## [Stated task]
Without including the pictures, copy out every line below.

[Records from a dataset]
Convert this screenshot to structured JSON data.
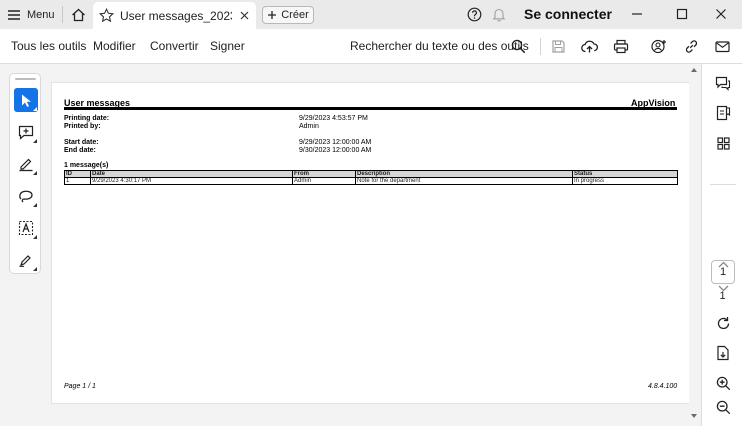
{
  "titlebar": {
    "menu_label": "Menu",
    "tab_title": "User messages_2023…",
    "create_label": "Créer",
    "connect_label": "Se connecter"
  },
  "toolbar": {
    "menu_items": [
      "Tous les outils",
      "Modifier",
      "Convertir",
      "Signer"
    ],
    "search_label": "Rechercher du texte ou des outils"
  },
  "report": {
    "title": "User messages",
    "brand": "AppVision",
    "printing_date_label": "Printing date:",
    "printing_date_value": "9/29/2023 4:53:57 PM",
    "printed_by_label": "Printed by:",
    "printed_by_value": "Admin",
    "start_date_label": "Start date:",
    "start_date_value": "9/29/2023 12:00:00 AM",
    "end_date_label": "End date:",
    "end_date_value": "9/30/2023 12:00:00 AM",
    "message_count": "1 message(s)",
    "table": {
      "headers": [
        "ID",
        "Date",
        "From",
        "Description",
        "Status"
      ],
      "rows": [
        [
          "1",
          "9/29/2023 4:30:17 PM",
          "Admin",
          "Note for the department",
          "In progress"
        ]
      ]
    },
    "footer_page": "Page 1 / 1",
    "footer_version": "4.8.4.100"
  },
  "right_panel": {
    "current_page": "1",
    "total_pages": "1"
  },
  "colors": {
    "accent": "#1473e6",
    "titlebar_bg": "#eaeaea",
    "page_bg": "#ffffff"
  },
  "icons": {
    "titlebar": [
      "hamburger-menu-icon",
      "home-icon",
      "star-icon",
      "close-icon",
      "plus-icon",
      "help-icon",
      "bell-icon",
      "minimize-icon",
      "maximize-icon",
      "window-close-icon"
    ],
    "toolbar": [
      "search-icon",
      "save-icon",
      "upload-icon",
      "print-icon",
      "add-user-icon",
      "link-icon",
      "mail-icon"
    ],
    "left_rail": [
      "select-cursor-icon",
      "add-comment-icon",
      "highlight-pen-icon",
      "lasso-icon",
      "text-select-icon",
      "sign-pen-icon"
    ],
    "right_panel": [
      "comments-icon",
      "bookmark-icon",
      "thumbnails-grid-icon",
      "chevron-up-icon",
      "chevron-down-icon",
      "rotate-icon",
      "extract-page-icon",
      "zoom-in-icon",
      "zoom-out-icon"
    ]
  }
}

## [Solution to this exercise]
Convert this screenshot to structured JSON data.
{
  "titlebar": {
    "menu_label": "Menu",
    "tab_title": "User messages_2023…",
    "create_label": "Créer",
    "connect_label": "Se connecter"
  },
  "toolbar": {
    "menu_items": [
      "Tous les outils",
      "Modifier",
      "Convertir",
      "Signer"
    ],
    "search_label": "Rechercher du texte ou des outils"
  },
  "report": {
    "title": "User messages",
    "brand": "AppVision",
    "printing_date_label": "Printing date:",
    "printing_date_value": "9/29/2023 4:53:57 PM",
    "printed_by_label": "Printed by:",
    "printed_by_value": "Admin",
    "start_date_label": "Start date:",
    "start_date_value": "9/29/2023 12:00:00 AM",
    "end_date_label": "End date:",
    "end_date_value": "9/30/2023 12:00:00 AM",
    "message_count": "1 message(s)",
    "table": {
      "headers": [
        "ID",
        "Date",
        "From",
        "Description",
        "Status"
      ],
      "rows": [
        [
          "1",
          "9/29/2023 4:30:17 PM",
          "Admin",
          "Note for the department",
          "In progress"
        ]
      ]
    },
    "footer_page": "Page 1 / 1",
    "footer_version": "4.8.4.100"
  },
  "right_panel": {
    "current_page": "1",
    "total_pages": "1"
  },
  "colors": {
    "accent": "#1473e6",
    "titlebar_bg": "#eaeaea",
    "page_bg": "#ffffff"
  },
  "icons": {
    "titlebar": [
      "hamburger-menu-icon",
      "home-icon",
      "star-icon",
      "close-icon",
      "plus-icon",
      "help-icon",
      "bell-icon",
      "minimize-icon",
      "maximize-icon",
      "window-close-icon"
    ],
    "toolbar": [
      "search-icon",
      "save-icon",
      "upload-icon",
      "print-icon",
      "add-user-icon",
      "link-icon",
      "mail-icon"
    ],
    "left_rail": [
      "select-cursor-icon",
      "add-comment-icon",
      "highlight-pen-icon",
      "lasso-icon",
      "text-select-icon",
      "sign-pen-icon"
    ],
    "right_panel": [
      "comments-icon",
      "bookmark-icon",
      "thumbnails-grid-icon",
      "chevron-up-icon",
      "chevron-down-icon",
      "rotate-icon",
      "extract-page-icon",
      "zoom-in-icon",
      "zoom-out-icon"
    ]
  }
}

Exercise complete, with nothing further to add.